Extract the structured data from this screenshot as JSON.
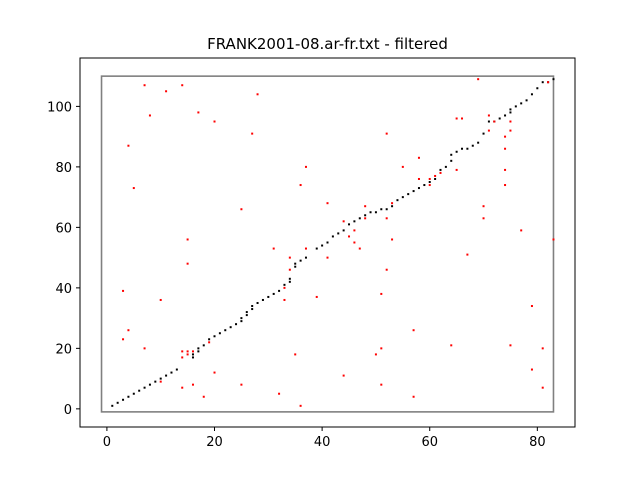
{
  "chart_data": {
    "type": "scatter",
    "title": "FRANK2001-08.ar-fr.txt - filtered",
    "xlabel": "",
    "ylabel": "",
    "xlim": [
      -5,
      87
    ],
    "ylim": [
      -6,
      116
    ],
    "x_ticks": [
      0,
      20,
      40,
      60,
      80
    ],
    "y_ticks": [
      0,
      20,
      40,
      60,
      80,
      100
    ],
    "grid": false,
    "colors": {
      "kept": "#000000",
      "filtered": "#ff0000",
      "frame": "#808080"
    },
    "frame_rect": {
      "x0": -1,
      "x1": 83,
      "y0": -1,
      "y1": 110
    },
    "series": [
      {
        "color": "#000000",
        "points": [
          [
            1,
            1
          ],
          [
            2,
            2
          ],
          [
            3,
            3
          ],
          [
            4,
            4
          ],
          [
            5,
            5
          ],
          [
            6,
            6
          ],
          [
            7,
            7
          ],
          [
            8,
            8
          ],
          [
            9,
            9
          ],
          [
            10,
            10
          ],
          [
            11,
            11
          ],
          [
            12,
            12
          ],
          [
            13,
            13
          ],
          [
            16,
            17
          ],
          [
            16,
            18
          ],
          [
            17,
            19
          ],
          [
            17,
            20
          ],
          [
            18,
            21
          ],
          [
            19,
            23
          ],
          [
            20,
            24
          ],
          [
            21,
            25
          ],
          [
            22,
            26
          ],
          [
            23,
            27
          ],
          [
            24,
            28
          ],
          [
            25,
            29
          ],
          [
            25,
            30
          ],
          [
            26,
            31
          ],
          [
            26,
            32
          ],
          [
            27,
            33
          ],
          [
            27,
            34
          ],
          [
            28,
            35
          ],
          [
            29,
            36
          ],
          [
            30,
            37
          ],
          [
            31,
            38
          ],
          [
            32,
            39
          ],
          [
            33,
            41
          ],
          [
            34,
            42
          ],
          [
            34,
            43
          ],
          [
            35,
            47
          ],
          [
            35,
            48
          ],
          [
            36,
            49
          ],
          [
            37,
            50
          ],
          [
            39,
            53
          ],
          [
            40,
            54
          ],
          [
            41,
            55
          ],
          [
            42,
            57
          ],
          [
            43,
            58
          ],
          [
            44,
            59
          ],
          [
            45,
            61
          ],
          [
            46,
            62
          ],
          [
            47,
            63
          ],
          [
            48,
            64
          ],
          [
            49,
            65
          ],
          [
            50,
            65
          ],
          [
            51,
            66
          ],
          [
            52,
            66
          ],
          [
            53,
            67
          ],
          [
            54,
            69
          ],
          [
            55,
            70
          ],
          [
            56,
            71
          ],
          [
            57,
            72
          ],
          [
            58,
            73
          ],
          [
            59,
            74
          ],
          [
            60,
            75
          ],
          [
            61,
            76
          ],
          [
            62,
            79
          ],
          [
            63,
            80
          ],
          [
            64,
            82
          ],
          [
            64,
            84
          ],
          [
            65,
            85
          ],
          [
            66,
            86
          ],
          [
            67,
            86
          ],
          [
            68,
            87
          ],
          [
            69,
            88
          ],
          [
            70,
            91
          ],
          [
            71,
            95
          ],
          [
            72,
            95
          ],
          [
            73,
            96
          ],
          [
            74,
            97
          ],
          [
            75,
            98
          ],
          [
            75,
            99
          ],
          [
            76,
            100
          ],
          [
            77,
            101
          ],
          [
            78,
            102
          ],
          [
            79,
            104
          ],
          [
            80,
            106
          ],
          [
            81,
            108
          ],
          [
            82,
            108
          ],
          [
            83,
            109
          ]
        ]
      },
      {
        "color": "#ff0000",
        "points": [
          [
            3,
            39
          ],
          [
            3,
            23
          ],
          [
            4,
            26
          ],
          [
            4,
            87
          ],
          [
            5,
            73
          ],
          [
            7,
            107
          ],
          [
            7,
            20
          ],
          [
            8,
            97
          ],
          [
            10,
            36
          ],
          [
            10,
            9
          ],
          [
            11,
            105
          ],
          [
            14,
            107
          ],
          [
            14,
            19
          ],
          [
            14,
            17
          ],
          [
            14,
            7
          ],
          [
            15,
            56
          ],
          [
            15,
            48
          ],
          [
            15,
            19
          ],
          [
            15,
            18
          ],
          [
            16,
            19
          ],
          [
            16,
            8
          ],
          [
            17,
            98
          ],
          [
            18,
            4
          ],
          [
            19,
            22
          ],
          [
            20,
            95
          ],
          [
            20,
            12
          ],
          [
            25,
            66
          ],
          [
            25,
            8
          ],
          [
            27,
            91
          ],
          [
            28,
            104
          ],
          [
            31,
            53
          ],
          [
            32,
            5
          ],
          [
            33,
            36
          ],
          [
            33,
            40
          ],
          [
            34,
            50
          ],
          [
            34,
            46
          ],
          [
            35,
            18
          ],
          [
            36,
            1
          ],
          [
            36,
            74
          ],
          [
            37,
            80
          ],
          [
            37,
            53
          ],
          [
            39,
            37
          ],
          [
            41,
            68
          ],
          [
            41,
            50
          ],
          [
            44,
            62
          ],
          [
            44,
            11
          ],
          [
            45,
            57
          ],
          [
            46,
            55
          ],
          [
            46,
            59
          ],
          [
            47,
            53
          ],
          [
            48,
            67
          ],
          [
            48,
            63
          ],
          [
            50,
            18
          ],
          [
            51,
            38
          ],
          [
            51,
            20
          ],
          [
            51,
            8
          ],
          [
            52,
            91
          ],
          [
            52,
            63
          ],
          [
            52,
            46
          ],
          [
            53,
            56
          ],
          [
            53,
            68
          ],
          [
            55,
            80
          ],
          [
            57,
            26
          ],
          [
            57,
            4
          ],
          [
            58,
            83
          ],
          [
            58,
            76
          ],
          [
            60,
            76
          ],
          [
            60,
            74
          ],
          [
            61,
            77
          ],
          [
            62,
            78
          ],
          [
            64,
            21
          ],
          [
            65,
            96
          ],
          [
            65,
            79
          ],
          [
            66,
            96
          ],
          [
            67,
            51
          ],
          [
            69,
            109
          ],
          [
            70,
            67
          ],
          [
            70,
            63
          ],
          [
            71,
            97
          ],
          [
            71,
            92
          ],
          [
            72,
            95
          ],
          [
            74,
            90
          ],
          [
            74,
            86
          ],
          [
            74,
            79
          ],
          [
            74,
            74
          ],
          [
            75,
            95
          ],
          [
            75,
            92
          ],
          [
            75,
            21
          ],
          [
            77,
            59
          ],
          [
            79,
            34
          ],
          [
            79,
            13
          ],
          [
            81,
            20
          ],
          [
            81,
            7
          ],
          [
            82,
            108
          ],
          [
            83,
            56
          ]
        ]
      }
    ]
  }
}
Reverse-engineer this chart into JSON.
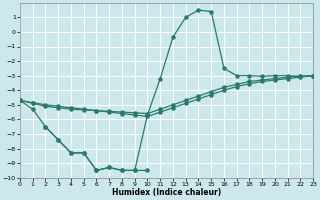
★ ★ ★ ★ ★
> WHAT TO DO
Please set down each line of the data above exactly as written, without the pictures.

> RESULT
Extract the structured data from this screenshot as JSON.
{
  "chart_data": {
    "type": "scatter",
    "title": "FRANK2001-08.ar-fr.txt - filtered",
    "xlabel": "",
    "ylabel": "",
    "xlim": [
      -5,
      87
    ],
    "ylim": [
      -6,
      116
    ],
    "x_ticks": [
      0,
      20,
      40,
      60,
      80
    ],
    "y_ticks": [
      0,
      20,
      40,
      60,
      80,
      100
    ],
    "grid": false,
    "colors": {
      "kept": "#000000",
      "filtered": "#ff0000",
      "frame": "#808080"
    },
    "frame_rect": {
      "x0": -1,
      "x1": 83,
      "y0": -1,
      "y1": 110
    },
    "series": [
      {
        "color": "#000000",
        "points": [
          [
            1,
            1
          ],
          [
            2,
            2
          ],
          [
            3,
            3
          ],
          [
            4,
            4
          ],
          [
            5,
            5
          ],
          [
            6,
            6
          ],
          [
            7,
            7
          ],
          [
            8,
            8
          ],
          [
            9,
            9
          ],
          [
            10,
            10
          ],
          [
            11,
            11
          ],
          [
            12,
            12
          ],
          [
            13,
            13
          ],
          [
            16,
            17
          ],
          [
            16,
            18
          ],
          [
            17,
            19
          ],
          [
            17,
            20
          ],
          [
            18,
            21
          ],
          [
            19,
            23
          ],
          [
            20,
            24
          ],
          [
            21,
            25
          ],
          [
            22,
            26
          ],
          [
            23,
            27
          ],
          [
            24,
            28
          ],
          [
            25,
            29
          ],
          [
            25,
            30
          ],
          [
            26,
            31
          ],
          [
            26,
            32
          ],
          [
            27,
            33
          ],
          [
            27,
            34
          ],
          [
            28,
            35
          ],
          [
            29,
            36
          ],
          [
            30,
            37
          ],
          [
            31,
            38
          ],
          [
            32,
            39
          ],
          [
            33,
            41
          ],
          [
            34,
            42
          ],
          [
            34,
            43
          ],
          [
            35,
            47
          ],
          [
            35,
            48
          ],
          [
            36,
            49
          ],
          [
            37,
            50
          ],
          [
            39,
            53
          ],
          [
            40,
            54
          ],
          [
            41,
            55
          ],
          [
            42,
            57
          ],
          [
            43,
            58
          ],
          [
            44,
            59
          ],
          [
            45,
            61
          ],
          [
            46,
            62
          ],
          [
            47,
            63
          ],
          [
            48,
            64
          ],
          [
            49,
            65
          ],
          [
            50,
            65
          ],
          [
            51,
            66
          ],
          [
            52,
            66
          ],
          [
            53,
            67
          ],
          [
            54,
            69
          ],
          [
            55,
            70
          ],
          [
            56,
            71
          ],
          [
            57,
            72
          ],
          [
            58,
            73
          ],
          [
            59,
            74
          ],
          [
            60,
            75
          ],
          [
            61,
            76
          ],
          [
            62,
            79
          ],
          [
            63,
            80
          ],
          [
            64,
            82
          ],
          [
            64,
            84
          ],
          [
            65,
            85
          ],
          [
            66,
            86
          ],
          [
            67,
            86
          ],
          [
            68,
            87
          ],
          [
            69,
            88
          ],
          [
            70,
            91
          ],
          [
            71,
            95
          ],
          [
            72,
            95
          ],
          [
            73,
            96
          ],
          [
            74,
            97
          ],
          [
            75,
            98
          ],
          [
            75,
            99
          ],
          [
            76,
            100
          ],
          [
            77,
            101
          ],
          [
            78,
            102
          ],
          [
            79,
            104
          ],
          [
            80,
            106
          ],
          [
            81,
            108
          ],
          [
            82,
            108
          ],
          [
            83,
            109
          ]
        ]
      },
      {
        "color": "#ff0000",
        "points": [
          [
            3,
            39
          ],
          [
            3,
            23
          ],
          [
            4,
            26
          ],
          [
            4,
            87
          ],
          [
            5,
            73
          ],
          [
            7,
            107
          ],
          [
            7,
            20
          ],
          [
            8,
            97
          ],
          [
            10,
            36
          ],
          [
            10,
            9
          ],
          [
            11,
            105
          ],
          [
            14,
            107
          ],
          [
            14,
            19
          ],
          [
            14,
            17
          ],
          [
            14,
            7
          ],
          [
            15,
            56
          ],
          [
            15,
            48
          ],
          [
            15,
            19
          ],
          [
            15,
            18
          ],
          [
            16,
            19
          ],
          [
            16,
            8
          ],
          [
            17,
            98
          ],
          [
            18,
            4
          ],
          [
            19,
            22
          ],
          [
            20,
            95
          ],
          [
            20,
            12
          ],
          [
            25,
            66
          ],
          [
            25,
            8
          ],
          [
            27,
            91
          ],
          [
            28,
            104
          ],
          [
            31,
            53
          ],
          [
            32,
            5
          ],
          [
            33,
            36
          ],
          [
            33,
            40
          ],
          [
            34,
            50
          ],
          [
            34,
            46
          ],
          [
            35,
            18
          ],
          [
            36,
            1
          ],
          [
            36,
            74
          ],
          [
            37,
            80
          ],
          [
            37,
            53
          ],
          [
            39,
            37
          ],
          [
            41,
            68
          ],
          [
            41,
            50
          ],
          [
            44,
            62
          ],
          [
            44,
            11
          ],
          [
            45,
            57
          ],
          [
            46,
            55
          ],
          [
            46,
            59
          ],
          [
            47,
            53
          ],
          [
            48,
            67
          ],
          [
            48,
            63
          ],
          [
            50,
            18
          ],
          [
            51,
            38
          ],
          [
            51,
            20
          ],
          [
            51,
            8
          ],
          [
            52,
            91
          ],
          [
            52,
            63
          ],
          [
            52,
            46
          ],
          [
            53,
            56
          ],
          [
            53,
            68
          ],
          [
            55,
            80
          ],
          [
            57,
            26
          ],
          [
            57,
            4
          ],
          [
            58,
            83
          ],
          [
            58,
            76
          ],
          [
            60,
            76
          ],
          [
            60,
            74
          ],
          [
            61,
            77
          ],
          [
            62,
            78
          ],
          [
            64,
            21
          ],
          [
            65,
            96
          ],
          [
            65,
            79
          ],
          [
            66,
            96
          ],
          [
            67,
            51
          ],
          [
            69,
            109
          ],
          [
            70,
            67
          ],
          [
            70,
            63
          ],
          [
            71,
            97
          ],
          [
            71,
            92
          ],
          [
            72,
            95
          ],
          [
            74,
            90
          ],
          [
            74,
            86
          ],
          [
            74,
            79
          ],
          [
            74,
            74
          ],
          [
            75,
            95
          ],
          [
            75,
            92
          ],
          [
            75,
            21
          ],
          [
            77,
            59
          ],
          [
            79,
            34
          ],
          [
            79,
            13
          ],
          [
            81,
            20
          ],
          [
            81,
            7
          ],
          [
            82,
            108
          ],
          [
            83,
            56
          ]
        ]
      }
    ]
  }
}
Reverse-engineer this chart into JSON.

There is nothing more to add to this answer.